= EXTRACTED RECORDS =
......
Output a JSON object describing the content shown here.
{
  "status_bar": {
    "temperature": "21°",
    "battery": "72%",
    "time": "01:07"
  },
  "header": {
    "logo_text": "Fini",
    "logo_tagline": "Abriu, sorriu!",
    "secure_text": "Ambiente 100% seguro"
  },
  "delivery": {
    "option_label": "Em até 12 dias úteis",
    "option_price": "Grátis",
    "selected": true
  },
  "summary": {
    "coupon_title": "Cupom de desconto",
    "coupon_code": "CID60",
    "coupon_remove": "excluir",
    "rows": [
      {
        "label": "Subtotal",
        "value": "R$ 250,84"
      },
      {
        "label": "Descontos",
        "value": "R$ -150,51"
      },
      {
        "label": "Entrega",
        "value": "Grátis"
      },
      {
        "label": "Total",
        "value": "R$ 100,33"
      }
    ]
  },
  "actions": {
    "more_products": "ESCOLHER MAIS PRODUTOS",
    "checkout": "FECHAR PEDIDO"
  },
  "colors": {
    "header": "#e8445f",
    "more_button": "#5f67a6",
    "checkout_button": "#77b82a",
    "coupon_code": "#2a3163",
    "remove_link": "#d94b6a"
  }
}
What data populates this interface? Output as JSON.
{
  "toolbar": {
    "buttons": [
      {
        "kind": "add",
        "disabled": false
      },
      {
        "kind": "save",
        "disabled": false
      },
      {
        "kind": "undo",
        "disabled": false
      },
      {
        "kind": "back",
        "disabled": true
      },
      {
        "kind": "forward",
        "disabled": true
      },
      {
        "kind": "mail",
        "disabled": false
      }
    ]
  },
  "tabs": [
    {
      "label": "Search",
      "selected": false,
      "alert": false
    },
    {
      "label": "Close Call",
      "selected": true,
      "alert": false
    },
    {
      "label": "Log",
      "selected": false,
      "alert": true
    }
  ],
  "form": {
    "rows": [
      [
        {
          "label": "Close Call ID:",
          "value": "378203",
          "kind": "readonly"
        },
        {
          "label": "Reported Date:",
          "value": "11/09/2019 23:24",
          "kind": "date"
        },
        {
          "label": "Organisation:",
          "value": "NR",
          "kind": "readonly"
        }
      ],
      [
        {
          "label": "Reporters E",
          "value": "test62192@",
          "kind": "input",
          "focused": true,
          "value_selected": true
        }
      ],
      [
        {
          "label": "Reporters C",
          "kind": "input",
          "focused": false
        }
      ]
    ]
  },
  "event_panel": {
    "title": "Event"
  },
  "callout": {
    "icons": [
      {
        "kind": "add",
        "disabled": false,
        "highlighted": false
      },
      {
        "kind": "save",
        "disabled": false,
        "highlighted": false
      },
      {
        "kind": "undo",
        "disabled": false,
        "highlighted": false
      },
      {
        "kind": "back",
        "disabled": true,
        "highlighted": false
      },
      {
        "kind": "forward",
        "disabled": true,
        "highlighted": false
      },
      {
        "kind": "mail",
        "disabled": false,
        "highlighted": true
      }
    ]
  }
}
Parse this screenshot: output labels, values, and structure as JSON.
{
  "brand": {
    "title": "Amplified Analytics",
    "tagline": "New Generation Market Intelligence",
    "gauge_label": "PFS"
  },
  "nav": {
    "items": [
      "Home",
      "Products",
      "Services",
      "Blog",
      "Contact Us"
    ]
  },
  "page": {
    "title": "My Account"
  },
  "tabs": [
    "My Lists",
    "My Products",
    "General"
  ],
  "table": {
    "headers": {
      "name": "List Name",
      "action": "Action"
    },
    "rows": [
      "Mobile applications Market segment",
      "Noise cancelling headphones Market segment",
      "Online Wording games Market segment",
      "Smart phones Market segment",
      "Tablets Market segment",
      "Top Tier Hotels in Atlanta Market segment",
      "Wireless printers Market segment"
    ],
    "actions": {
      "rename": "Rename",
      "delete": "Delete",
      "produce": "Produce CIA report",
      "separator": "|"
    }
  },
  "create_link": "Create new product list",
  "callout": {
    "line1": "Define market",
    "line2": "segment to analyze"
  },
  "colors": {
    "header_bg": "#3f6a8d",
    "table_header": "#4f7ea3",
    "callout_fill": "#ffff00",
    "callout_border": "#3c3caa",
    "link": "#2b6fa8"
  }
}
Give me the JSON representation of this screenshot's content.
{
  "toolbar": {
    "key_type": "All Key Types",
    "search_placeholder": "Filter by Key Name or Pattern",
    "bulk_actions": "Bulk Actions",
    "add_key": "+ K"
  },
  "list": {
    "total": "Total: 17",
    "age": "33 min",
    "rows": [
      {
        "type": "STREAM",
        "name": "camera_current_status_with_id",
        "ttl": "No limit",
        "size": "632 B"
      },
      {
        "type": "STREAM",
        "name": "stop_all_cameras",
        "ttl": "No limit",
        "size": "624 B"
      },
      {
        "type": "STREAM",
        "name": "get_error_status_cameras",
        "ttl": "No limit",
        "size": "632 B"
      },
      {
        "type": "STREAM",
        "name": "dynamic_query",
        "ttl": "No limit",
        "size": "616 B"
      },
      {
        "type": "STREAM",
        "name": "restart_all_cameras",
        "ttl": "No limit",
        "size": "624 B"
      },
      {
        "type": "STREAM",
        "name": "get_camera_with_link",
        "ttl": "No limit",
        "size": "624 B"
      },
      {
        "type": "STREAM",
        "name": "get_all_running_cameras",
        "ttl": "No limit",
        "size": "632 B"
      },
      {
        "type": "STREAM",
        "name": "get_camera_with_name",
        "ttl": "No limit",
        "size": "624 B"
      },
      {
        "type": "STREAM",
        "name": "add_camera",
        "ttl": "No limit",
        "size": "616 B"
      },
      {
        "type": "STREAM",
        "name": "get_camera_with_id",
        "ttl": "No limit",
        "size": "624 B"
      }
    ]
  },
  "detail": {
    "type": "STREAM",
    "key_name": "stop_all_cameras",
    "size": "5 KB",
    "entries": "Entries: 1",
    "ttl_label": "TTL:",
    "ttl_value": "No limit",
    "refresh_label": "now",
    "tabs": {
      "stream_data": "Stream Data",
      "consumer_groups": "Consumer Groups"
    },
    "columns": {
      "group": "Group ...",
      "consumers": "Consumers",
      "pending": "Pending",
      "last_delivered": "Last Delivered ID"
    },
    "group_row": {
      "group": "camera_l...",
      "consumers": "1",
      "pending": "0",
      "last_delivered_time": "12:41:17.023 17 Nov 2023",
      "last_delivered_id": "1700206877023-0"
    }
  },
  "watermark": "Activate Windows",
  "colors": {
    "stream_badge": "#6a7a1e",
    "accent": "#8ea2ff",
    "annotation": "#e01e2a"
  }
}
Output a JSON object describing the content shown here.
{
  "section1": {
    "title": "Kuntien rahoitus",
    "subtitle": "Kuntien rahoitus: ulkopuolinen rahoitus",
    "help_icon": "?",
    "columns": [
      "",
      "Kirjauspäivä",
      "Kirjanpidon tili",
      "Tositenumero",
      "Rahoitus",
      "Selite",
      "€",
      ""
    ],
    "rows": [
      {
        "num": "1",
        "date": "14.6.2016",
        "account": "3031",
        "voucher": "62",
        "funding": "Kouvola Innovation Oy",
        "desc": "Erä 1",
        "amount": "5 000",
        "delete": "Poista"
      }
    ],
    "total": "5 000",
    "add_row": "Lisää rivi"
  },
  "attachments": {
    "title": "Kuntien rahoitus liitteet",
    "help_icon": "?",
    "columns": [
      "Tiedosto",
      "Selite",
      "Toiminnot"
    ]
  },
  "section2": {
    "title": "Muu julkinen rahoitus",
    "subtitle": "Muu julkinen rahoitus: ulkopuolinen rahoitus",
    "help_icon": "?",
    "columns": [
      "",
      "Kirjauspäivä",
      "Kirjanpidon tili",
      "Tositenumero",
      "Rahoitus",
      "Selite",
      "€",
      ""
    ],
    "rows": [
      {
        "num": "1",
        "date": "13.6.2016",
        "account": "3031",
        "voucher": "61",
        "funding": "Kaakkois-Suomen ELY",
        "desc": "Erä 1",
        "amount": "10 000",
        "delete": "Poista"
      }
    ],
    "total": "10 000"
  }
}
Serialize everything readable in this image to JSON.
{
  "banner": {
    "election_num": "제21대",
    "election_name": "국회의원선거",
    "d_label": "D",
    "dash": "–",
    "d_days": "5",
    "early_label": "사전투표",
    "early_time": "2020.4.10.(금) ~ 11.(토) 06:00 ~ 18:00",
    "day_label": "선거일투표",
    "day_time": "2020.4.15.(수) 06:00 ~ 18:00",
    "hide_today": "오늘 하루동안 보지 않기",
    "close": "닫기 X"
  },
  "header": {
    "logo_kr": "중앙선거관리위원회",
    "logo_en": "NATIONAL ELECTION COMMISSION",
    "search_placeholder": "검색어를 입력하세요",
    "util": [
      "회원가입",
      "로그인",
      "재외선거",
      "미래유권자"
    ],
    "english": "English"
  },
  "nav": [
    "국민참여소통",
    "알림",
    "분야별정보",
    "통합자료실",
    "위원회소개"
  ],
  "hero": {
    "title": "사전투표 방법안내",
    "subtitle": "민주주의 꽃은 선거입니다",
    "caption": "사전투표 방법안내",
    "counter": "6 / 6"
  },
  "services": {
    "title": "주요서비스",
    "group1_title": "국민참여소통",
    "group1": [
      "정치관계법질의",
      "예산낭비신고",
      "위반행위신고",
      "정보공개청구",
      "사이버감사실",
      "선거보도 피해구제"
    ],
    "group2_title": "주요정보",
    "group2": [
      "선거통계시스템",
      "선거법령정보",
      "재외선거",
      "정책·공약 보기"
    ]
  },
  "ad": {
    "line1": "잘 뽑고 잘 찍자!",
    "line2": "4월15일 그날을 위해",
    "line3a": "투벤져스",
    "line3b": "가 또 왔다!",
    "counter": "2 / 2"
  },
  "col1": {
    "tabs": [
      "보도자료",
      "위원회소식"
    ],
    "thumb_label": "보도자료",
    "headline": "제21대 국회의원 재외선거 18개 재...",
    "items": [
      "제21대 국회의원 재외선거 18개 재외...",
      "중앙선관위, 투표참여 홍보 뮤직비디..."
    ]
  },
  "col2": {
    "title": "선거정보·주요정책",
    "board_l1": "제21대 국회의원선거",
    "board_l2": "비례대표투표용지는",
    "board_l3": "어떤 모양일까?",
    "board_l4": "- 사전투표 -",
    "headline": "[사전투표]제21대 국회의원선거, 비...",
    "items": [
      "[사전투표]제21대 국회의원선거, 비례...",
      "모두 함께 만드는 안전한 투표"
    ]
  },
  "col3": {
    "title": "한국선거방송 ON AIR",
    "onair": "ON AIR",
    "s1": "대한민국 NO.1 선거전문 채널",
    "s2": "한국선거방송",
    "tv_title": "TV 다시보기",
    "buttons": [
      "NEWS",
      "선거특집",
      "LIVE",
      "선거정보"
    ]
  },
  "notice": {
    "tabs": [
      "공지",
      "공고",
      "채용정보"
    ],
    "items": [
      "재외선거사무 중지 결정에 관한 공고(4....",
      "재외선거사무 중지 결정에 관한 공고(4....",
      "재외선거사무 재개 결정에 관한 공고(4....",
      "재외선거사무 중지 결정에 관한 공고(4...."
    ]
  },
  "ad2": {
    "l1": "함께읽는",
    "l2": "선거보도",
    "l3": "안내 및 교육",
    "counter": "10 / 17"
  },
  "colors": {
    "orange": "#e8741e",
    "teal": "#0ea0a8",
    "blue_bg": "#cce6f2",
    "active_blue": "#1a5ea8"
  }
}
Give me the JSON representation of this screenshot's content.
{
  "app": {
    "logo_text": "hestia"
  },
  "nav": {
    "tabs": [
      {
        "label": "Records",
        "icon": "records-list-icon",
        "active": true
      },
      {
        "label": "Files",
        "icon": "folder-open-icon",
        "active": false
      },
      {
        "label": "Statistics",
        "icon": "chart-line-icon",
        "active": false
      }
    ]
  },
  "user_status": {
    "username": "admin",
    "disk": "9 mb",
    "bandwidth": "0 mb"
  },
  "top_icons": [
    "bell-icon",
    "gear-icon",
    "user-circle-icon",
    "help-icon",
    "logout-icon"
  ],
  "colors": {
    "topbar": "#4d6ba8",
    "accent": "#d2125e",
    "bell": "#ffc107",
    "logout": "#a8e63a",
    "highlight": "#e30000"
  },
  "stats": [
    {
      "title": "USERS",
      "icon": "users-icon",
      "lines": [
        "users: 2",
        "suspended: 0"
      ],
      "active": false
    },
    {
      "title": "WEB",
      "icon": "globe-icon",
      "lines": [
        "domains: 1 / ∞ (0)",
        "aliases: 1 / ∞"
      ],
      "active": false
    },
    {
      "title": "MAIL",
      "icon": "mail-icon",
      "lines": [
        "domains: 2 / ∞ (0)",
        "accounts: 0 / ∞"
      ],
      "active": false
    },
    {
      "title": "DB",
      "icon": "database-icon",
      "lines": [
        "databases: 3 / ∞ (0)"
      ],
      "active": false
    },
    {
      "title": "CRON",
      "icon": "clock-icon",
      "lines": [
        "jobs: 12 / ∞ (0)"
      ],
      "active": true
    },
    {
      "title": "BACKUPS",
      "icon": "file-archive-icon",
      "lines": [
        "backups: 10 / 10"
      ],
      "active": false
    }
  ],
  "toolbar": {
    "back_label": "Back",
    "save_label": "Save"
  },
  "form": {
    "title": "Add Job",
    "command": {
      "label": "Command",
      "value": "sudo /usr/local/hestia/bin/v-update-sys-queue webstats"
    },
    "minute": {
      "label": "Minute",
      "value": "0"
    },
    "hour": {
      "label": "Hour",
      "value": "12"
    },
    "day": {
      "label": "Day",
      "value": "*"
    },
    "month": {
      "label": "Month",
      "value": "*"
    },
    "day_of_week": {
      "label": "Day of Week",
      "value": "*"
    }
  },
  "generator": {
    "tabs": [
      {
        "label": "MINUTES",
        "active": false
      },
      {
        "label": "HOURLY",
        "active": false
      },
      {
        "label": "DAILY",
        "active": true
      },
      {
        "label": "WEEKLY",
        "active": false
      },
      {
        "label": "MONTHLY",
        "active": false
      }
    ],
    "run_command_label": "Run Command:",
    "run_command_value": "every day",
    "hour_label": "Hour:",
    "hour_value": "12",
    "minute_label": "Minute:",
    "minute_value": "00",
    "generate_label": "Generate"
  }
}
......
= EXERCISE INSTRUCTIONS =
Show each line holding the word "JSON".

= CORRECT OUTPUT =
Output a JSON object describing the content shown here.
What data populates this interface? Output as JSON.
Parse this screenshot: output labels, values, and structure as JSON.
Give me the JSON representation of this screenshot's content.
Output a JSON object describing the content shown here.
Serialize everything readable in this image to JSON.
Give me the JSON representation of this screenshot's content.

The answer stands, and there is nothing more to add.